REQUEST → Reproduce all of the data that follows, character for character.

.....

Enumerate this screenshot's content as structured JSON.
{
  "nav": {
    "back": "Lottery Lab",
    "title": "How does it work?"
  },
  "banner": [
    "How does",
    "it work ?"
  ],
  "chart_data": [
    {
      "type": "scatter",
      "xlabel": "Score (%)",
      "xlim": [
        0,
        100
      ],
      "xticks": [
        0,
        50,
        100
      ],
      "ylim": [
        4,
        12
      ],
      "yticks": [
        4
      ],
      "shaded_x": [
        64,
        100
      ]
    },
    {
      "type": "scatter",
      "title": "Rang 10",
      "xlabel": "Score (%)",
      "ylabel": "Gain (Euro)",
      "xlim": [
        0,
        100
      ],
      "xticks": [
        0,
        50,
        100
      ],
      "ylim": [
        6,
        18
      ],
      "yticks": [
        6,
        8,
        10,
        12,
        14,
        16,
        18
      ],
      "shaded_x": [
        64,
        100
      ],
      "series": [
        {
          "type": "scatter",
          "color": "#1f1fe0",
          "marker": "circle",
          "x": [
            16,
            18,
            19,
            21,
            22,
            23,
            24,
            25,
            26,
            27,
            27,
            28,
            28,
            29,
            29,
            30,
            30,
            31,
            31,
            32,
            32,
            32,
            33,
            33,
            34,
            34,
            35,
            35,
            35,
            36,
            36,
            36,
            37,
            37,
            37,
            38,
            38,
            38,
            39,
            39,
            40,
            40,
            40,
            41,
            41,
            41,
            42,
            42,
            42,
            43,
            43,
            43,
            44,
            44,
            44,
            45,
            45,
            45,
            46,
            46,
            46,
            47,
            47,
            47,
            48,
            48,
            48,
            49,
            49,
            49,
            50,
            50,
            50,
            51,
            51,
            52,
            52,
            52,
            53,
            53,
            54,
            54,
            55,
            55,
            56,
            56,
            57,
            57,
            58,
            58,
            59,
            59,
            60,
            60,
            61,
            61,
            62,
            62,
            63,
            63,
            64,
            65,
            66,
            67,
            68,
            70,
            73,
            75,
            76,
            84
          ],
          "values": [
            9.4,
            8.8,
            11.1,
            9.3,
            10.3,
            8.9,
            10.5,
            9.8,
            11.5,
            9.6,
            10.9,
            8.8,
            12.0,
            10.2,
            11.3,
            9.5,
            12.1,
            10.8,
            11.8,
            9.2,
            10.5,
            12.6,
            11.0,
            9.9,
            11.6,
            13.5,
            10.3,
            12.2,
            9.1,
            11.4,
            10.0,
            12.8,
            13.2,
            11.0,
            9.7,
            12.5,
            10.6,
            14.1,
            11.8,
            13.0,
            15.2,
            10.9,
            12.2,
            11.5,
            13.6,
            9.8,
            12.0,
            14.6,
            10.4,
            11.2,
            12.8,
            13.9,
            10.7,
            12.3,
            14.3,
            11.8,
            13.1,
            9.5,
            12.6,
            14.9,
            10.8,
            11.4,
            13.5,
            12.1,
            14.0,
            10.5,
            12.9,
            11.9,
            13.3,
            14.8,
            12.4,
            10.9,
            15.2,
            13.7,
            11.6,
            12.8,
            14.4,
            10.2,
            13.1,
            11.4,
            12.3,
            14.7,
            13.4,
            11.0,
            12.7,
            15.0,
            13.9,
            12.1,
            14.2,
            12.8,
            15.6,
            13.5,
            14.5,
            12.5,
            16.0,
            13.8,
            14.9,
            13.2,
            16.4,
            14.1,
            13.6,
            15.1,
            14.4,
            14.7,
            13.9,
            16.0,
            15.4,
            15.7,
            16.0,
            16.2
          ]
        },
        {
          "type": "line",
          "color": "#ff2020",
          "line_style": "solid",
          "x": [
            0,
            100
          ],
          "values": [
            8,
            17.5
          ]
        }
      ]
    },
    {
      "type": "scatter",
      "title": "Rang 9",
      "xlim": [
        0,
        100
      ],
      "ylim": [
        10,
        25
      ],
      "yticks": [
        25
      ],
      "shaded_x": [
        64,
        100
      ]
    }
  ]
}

.....

OUTPUT →
Enumerate this screenshot's content as structured JSON.
{
  "nav": {
    "back": "Lottery Lab",
    "title": "How does it work?"
  },
  "banner": [
    "How does",
    "it work ?"
  ],
  "chart_data": [
    {
      "type": "scatter",
      "xlabel": "Score (%)",
      "xlim": [
        0,
        100
      ],
      "xticks": [
        0,
        50,
        100
      ],
      "ylim": [
        4,
        12
      ],
      "yticks": [
        4
      ],
      "shaded_x": [
        64,
        100
      ]
    },
    {
      "type": "scatter",
      "title": "Rang 10",
      "xlabel": "Score (%)",
      "ylabel": "Gain (Euro)",
      "xlim": [
        0,
        100
      ],
      "xticks": [
        0,
        50,
        100
      ],
      "ylim": [
        6,
        18
      ],
      "yticks": [
        6,
        8,
        10,
        12,
        14,
        16,
        18
      ],
      "shaded_x": [
        64,
        100
      ],
      "series": [
        {
          "type": "scatter",
          "color": "#1f1fe0",
          "marker": "circle",
          "x": [
            16,
            18,
            19,
            21,
            22,
            23,
            24,
            25,
            26,
            27,
            27,
            28,
            28,
            29,
            29,
            30,
            30,
            31,
            31,
            32,
            32,
            32,
            33,
            33,
            34,
            34,
            35,
            35,
            35,
            36,
            36,
            36,
            37,
            37,
            37,
            38,
            38,
            38,
            39,
            39,
            40,
            40,
            40,
            41,
            41,
            41,
            42,
            42,
            42,
            43,
            43,
            43,
            44,
            44,
            44,
            45,
            45,
            45,
            46,
            46,
            46,
            47,
            47,
            47,
            48,
            48,
            48,
            49,
            49,
            49,
            50,
            50,
            50,
            51,
            51,
            52,
            52,
            52,
            53,
            53,
            54,
            54,
            55,
            55,
            56,
            56,
            57,
            57,
            58,
            58,
            59,
            59,
            60,
            60,
            61,
            61,
            62,
            62,
            63,
            63,
            64,
            65,
            66,
            67,
            68,
            70,
            73,
            75,
            76,
            84
          ],
          "values": [
            9.4,
            8.8,
            11.1,
            9.3,
            10.3,
            8.9,
            10.5,
            9.8,
            11.5,
            9.6,
            10.9,
            8.8,
            12.0,
            10.2,
            11.3,
            9.5,
            12.1,
            10.8,
            11.8,
            9.2,
            10.5,
            12.6,
            11.0,
            9.9,
            11.6,
            13.5,
            10.3,
            12.2,
            9.1,
            11.4,
            10.0,
            12.8,
            13.2,
            11.0,
            9.7,
            12.5,
            10.6,
            14.1,
            11.8,
            13.0,
            15.2,
            10.9,
            12.2,
            11.5,
            13.6,
            9.8,
            12.0,
            14.6,
            10.4,
            11.2,
            12.8,
            13.9,
            10.7,
            12.3,
            14.3,
            11.8,
            13.1,
            9.5,
            12.6,
            14.9,
            10.8,
            11.4,
            13.5,
            12.1,
            14.0,
            10.5,
            12.9,
            11.9,
            13.3,
            14.8,
            12.4,
            10.9,
            15.2,
            13.7,
            11.6,
            12.8,
            14.4,
            10.2,
            13.1,
            11.4,
            12.3,
            14.7,
            13.4,
            11.0,
            12.7,
            15.0,
            13.9,
            12.1,
            14.2,
            12.8,
            15.6,
            13.5,
            14.5,
            12.5,
            16.0,
            13.8,
            14.9,
            13.2,
            16.4,
            14.1,
            13.6,
            15.1,
            14.4,
            14.7,
            13.9,
            16.0,
            15.4,
            15.7,
            16.0,
            16.2
          ]
        },
        {
          "type": "line",
          "color": "#ff2020",
          "line_style": "solid",
          "x": [
            0,
            100
          ],
          "values": [
            8,
            17.5
          ]
        }
      ]
    },
    {
      "type": "scatter",
      "title": "Rang 9",
      "xlim": [
        0,
        100
      ],
      "ylim": [
        10,
        25
      ],
      "yticks": [
        25
      ],
      "shaded_x": [
        64,
        100
      ]
    }
  ]
}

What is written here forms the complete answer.